• What you should do
All lines holding the string "structure" are to be shown.
— start of Provided data —
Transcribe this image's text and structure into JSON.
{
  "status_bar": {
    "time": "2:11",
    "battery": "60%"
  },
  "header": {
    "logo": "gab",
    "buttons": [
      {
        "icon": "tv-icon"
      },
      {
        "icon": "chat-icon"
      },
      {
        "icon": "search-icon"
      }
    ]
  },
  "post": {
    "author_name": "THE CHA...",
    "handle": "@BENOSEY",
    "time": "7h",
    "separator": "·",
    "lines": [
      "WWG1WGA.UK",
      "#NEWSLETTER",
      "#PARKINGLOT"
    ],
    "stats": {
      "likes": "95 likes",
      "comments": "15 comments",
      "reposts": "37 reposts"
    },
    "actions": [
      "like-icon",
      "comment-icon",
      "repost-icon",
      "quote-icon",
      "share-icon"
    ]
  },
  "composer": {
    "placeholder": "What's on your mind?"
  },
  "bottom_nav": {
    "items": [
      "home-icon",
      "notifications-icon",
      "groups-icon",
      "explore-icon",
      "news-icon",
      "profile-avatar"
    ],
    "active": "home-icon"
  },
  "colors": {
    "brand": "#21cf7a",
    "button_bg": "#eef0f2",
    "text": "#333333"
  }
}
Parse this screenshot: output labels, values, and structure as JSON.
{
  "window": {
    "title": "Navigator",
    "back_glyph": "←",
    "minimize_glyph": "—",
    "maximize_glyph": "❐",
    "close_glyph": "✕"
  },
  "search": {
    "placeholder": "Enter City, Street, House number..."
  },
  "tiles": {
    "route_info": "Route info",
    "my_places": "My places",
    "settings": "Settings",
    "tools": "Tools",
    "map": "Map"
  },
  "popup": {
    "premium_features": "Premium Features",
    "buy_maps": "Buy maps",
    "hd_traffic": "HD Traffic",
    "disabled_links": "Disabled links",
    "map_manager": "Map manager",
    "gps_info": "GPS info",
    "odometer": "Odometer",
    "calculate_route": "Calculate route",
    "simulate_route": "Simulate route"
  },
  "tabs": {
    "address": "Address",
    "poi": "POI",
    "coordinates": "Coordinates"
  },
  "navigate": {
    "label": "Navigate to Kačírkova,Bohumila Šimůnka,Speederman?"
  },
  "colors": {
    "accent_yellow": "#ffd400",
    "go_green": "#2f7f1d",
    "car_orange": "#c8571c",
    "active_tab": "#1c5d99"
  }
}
— end of Provided data —
• Solution to this task
Transcribe this image's text and structure into JSON.
Parse this screenshot: output labels, values, and structure as JSON.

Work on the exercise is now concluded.